►
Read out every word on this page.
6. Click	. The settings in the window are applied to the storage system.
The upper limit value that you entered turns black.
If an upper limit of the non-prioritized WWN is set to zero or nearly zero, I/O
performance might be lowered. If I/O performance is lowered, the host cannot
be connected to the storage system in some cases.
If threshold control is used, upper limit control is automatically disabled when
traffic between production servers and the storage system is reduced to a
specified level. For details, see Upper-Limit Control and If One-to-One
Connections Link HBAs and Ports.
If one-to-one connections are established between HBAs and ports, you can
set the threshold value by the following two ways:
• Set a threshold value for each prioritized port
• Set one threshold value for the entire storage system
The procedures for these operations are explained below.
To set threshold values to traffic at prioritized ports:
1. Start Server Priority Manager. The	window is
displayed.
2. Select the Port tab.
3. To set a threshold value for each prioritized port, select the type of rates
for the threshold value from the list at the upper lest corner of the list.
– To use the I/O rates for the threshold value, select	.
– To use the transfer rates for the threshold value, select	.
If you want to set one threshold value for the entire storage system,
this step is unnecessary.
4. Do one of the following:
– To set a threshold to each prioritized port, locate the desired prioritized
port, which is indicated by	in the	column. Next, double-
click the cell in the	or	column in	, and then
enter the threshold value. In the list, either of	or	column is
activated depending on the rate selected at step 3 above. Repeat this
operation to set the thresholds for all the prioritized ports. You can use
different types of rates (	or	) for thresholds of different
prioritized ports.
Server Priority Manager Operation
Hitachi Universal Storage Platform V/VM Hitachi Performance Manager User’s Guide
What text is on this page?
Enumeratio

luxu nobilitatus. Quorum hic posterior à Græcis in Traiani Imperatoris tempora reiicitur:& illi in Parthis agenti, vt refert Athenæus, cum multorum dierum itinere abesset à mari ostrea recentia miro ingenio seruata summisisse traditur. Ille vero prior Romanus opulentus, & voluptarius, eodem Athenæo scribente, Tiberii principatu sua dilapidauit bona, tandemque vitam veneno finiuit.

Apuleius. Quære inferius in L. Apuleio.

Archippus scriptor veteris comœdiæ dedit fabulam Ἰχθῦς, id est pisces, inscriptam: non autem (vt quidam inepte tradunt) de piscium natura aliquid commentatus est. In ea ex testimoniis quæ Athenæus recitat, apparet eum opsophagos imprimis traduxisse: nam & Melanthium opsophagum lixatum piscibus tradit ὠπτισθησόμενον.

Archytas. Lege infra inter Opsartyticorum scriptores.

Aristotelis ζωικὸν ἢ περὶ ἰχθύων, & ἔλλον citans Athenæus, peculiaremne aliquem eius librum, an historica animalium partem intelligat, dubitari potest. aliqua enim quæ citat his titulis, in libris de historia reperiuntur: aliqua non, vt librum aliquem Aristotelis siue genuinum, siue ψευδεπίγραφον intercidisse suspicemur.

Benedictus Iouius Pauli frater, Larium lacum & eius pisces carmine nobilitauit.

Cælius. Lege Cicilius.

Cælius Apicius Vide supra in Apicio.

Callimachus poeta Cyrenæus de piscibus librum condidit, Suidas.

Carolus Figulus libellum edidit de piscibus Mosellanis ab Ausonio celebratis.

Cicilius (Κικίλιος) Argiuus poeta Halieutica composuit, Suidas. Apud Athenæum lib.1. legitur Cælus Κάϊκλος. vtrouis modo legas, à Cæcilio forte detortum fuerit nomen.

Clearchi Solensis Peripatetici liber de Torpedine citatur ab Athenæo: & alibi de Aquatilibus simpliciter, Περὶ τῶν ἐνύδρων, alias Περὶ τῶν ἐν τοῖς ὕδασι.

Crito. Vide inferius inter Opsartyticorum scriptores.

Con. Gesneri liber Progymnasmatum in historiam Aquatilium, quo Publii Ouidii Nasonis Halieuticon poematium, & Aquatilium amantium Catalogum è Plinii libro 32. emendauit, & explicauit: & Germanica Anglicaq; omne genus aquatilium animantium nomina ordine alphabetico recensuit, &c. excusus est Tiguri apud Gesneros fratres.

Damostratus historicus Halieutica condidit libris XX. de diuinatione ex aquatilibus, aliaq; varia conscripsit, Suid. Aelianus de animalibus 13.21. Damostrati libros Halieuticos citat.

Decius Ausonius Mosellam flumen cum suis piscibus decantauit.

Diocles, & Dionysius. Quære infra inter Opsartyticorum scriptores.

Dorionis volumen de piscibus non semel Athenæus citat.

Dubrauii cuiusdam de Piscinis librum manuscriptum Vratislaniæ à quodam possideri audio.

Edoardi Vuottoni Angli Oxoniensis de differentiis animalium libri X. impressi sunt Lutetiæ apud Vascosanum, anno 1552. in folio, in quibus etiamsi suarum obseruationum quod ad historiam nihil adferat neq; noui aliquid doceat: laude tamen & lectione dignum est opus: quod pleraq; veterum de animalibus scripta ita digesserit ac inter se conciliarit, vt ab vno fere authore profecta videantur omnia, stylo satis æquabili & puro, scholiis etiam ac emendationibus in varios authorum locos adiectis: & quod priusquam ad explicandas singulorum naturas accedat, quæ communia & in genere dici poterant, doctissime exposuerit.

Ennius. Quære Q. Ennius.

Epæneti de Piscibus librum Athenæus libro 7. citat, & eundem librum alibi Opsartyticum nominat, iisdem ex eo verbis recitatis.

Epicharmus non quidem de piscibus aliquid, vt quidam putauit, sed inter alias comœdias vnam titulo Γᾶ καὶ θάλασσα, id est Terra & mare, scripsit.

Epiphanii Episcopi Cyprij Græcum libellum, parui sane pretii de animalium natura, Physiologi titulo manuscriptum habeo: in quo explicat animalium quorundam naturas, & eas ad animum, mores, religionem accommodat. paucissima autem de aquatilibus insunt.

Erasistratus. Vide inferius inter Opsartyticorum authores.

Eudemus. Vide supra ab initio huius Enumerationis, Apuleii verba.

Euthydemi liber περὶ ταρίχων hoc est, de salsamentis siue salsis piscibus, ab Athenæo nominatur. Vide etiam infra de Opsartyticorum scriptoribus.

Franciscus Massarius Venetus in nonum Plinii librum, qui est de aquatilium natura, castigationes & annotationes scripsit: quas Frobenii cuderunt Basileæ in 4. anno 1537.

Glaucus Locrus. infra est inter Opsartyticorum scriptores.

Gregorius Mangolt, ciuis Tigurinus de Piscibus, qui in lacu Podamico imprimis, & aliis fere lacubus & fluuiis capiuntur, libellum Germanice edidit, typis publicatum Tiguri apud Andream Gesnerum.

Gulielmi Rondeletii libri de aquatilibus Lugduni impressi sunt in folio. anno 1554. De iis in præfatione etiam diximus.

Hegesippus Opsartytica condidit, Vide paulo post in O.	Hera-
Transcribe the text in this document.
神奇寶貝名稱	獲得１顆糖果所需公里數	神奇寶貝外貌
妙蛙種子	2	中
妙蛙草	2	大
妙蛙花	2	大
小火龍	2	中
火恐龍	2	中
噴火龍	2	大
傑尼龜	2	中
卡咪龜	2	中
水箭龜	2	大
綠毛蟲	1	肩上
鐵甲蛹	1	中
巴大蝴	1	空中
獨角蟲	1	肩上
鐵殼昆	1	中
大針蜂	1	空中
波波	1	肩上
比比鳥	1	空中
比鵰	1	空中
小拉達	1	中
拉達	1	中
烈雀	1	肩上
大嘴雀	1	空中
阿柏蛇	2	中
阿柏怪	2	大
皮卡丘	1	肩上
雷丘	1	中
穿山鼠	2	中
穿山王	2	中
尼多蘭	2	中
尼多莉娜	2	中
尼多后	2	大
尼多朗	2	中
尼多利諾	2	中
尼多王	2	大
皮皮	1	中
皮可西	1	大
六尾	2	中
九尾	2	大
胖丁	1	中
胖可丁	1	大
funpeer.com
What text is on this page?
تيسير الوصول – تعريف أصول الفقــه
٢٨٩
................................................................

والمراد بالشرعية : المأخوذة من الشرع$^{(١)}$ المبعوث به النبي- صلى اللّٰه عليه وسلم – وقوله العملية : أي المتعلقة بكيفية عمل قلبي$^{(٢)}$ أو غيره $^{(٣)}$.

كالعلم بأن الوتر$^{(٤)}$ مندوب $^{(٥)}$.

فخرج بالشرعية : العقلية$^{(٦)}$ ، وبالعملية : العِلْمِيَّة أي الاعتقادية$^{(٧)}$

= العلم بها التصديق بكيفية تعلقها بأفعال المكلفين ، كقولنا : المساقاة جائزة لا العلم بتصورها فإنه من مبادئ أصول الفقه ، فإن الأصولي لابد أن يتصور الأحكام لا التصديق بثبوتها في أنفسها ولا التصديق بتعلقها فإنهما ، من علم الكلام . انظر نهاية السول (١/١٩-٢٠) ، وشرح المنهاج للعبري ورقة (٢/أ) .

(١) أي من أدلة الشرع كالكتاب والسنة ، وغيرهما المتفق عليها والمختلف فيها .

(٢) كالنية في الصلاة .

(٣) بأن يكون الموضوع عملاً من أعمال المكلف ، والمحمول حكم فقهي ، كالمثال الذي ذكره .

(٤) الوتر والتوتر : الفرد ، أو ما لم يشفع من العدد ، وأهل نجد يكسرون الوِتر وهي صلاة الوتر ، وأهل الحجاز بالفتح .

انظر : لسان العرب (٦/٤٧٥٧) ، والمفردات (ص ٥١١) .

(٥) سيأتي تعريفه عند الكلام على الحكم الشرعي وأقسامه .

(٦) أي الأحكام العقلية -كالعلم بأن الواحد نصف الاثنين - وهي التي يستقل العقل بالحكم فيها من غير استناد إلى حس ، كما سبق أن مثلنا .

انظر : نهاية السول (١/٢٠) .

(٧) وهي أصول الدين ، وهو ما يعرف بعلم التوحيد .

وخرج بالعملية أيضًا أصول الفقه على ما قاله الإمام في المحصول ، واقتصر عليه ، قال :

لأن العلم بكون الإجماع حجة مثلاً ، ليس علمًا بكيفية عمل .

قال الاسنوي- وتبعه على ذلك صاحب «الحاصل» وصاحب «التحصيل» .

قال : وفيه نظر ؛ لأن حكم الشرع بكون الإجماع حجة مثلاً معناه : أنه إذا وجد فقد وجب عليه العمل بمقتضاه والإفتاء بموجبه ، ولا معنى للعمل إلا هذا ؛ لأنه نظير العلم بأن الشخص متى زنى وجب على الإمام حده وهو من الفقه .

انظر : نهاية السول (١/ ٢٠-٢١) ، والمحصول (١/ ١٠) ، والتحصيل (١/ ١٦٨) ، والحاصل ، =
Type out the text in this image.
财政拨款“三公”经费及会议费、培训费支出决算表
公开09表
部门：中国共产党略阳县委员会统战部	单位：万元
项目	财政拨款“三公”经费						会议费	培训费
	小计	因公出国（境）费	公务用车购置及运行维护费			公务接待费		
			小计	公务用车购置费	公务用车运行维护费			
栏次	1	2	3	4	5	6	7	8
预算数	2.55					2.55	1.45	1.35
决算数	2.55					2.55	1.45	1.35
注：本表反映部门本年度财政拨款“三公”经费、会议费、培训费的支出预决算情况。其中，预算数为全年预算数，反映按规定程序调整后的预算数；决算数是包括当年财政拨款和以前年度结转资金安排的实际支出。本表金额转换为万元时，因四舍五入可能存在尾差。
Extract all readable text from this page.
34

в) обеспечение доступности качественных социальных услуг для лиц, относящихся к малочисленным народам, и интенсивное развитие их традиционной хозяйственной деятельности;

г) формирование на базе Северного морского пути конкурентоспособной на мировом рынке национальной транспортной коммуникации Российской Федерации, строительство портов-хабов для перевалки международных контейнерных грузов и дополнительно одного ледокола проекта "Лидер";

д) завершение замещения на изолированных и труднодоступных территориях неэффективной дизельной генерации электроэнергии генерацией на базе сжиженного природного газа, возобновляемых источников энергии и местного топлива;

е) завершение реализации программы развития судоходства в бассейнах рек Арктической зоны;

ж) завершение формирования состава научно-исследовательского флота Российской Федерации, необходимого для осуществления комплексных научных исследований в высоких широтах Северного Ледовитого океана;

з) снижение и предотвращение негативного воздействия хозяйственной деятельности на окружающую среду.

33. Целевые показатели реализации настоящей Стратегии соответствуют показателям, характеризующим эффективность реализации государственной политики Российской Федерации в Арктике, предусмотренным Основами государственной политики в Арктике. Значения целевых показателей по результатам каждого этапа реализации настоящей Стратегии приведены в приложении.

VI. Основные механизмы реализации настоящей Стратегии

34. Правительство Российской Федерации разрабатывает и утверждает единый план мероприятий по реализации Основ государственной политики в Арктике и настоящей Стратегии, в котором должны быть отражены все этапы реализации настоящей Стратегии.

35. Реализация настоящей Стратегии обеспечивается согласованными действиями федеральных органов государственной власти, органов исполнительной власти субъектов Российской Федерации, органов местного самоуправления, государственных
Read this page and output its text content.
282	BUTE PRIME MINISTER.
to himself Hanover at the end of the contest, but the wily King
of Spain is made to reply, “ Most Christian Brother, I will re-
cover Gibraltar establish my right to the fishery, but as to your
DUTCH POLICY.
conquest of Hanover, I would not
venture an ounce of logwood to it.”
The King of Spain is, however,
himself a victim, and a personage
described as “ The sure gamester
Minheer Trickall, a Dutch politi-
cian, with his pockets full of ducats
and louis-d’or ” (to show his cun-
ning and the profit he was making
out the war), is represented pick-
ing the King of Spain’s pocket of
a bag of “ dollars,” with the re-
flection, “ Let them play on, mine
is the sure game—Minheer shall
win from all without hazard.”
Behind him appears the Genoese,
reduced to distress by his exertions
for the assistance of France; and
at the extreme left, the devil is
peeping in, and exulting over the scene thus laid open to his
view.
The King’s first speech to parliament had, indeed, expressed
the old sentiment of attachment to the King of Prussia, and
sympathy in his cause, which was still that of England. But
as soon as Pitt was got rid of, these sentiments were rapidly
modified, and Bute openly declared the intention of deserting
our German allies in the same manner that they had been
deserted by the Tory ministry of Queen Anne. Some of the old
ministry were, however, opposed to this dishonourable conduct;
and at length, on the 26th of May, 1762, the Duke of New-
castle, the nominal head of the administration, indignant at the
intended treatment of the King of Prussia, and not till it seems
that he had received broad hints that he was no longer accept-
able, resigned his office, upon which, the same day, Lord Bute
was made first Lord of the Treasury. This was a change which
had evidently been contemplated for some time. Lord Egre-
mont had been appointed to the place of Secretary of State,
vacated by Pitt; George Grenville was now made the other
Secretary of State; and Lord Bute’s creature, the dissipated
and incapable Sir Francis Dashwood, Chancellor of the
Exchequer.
◄
▶ _WHAT YOU NEED TO DO_
Identify and copy the lines holding the word "فيها".

▶ _OUTPUT BELOW_
(١) أي من أدلة الشرع كالكتاب والسنة ، وغيرهما المتفق عليها والمختلف فيها .
(٦) أي الأحكام العقلية -كالعلم بأن الواحد نصف الاثنين - وهي التي يستقل العقل بالحكم فيها من غير استناد إلى حس ، كما سبق أن مثلنا .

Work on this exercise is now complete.